* Given instruction
Gather all lines from the material that contain the word "this".

Dataset entries
=======

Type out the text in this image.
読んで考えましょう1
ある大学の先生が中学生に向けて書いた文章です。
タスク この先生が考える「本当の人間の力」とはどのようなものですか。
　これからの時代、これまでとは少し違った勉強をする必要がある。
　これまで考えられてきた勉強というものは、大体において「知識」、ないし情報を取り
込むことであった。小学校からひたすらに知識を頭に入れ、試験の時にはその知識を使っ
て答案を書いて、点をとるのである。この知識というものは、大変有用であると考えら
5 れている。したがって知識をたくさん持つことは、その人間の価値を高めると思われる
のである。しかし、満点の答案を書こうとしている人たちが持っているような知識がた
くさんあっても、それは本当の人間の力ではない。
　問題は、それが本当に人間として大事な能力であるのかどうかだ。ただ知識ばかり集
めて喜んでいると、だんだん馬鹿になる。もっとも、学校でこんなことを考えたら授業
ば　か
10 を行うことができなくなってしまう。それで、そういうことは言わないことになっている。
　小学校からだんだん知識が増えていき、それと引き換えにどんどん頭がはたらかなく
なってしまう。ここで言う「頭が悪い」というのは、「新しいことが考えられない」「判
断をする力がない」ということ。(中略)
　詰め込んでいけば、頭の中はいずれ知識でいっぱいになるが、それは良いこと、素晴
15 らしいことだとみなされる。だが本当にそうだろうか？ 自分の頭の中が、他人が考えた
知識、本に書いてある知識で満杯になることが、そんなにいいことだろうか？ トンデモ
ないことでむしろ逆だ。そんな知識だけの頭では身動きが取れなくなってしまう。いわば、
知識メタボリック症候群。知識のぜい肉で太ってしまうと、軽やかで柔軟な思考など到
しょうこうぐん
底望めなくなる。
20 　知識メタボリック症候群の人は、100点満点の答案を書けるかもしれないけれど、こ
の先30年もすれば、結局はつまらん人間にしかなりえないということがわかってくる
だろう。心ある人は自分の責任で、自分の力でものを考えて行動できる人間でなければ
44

=======

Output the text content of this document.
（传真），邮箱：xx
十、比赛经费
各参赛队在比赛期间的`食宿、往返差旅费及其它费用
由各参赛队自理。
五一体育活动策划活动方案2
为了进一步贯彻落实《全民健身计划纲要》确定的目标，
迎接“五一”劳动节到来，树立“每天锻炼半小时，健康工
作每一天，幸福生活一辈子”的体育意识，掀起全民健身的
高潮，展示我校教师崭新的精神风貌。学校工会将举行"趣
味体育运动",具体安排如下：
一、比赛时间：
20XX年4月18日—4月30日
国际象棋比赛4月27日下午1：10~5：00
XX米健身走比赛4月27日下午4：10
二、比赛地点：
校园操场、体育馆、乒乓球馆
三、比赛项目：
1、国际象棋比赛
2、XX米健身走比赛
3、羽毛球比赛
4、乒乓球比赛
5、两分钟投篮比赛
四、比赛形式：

=======

* Exercise result
Type out the text in this image.
Output the text content of this document.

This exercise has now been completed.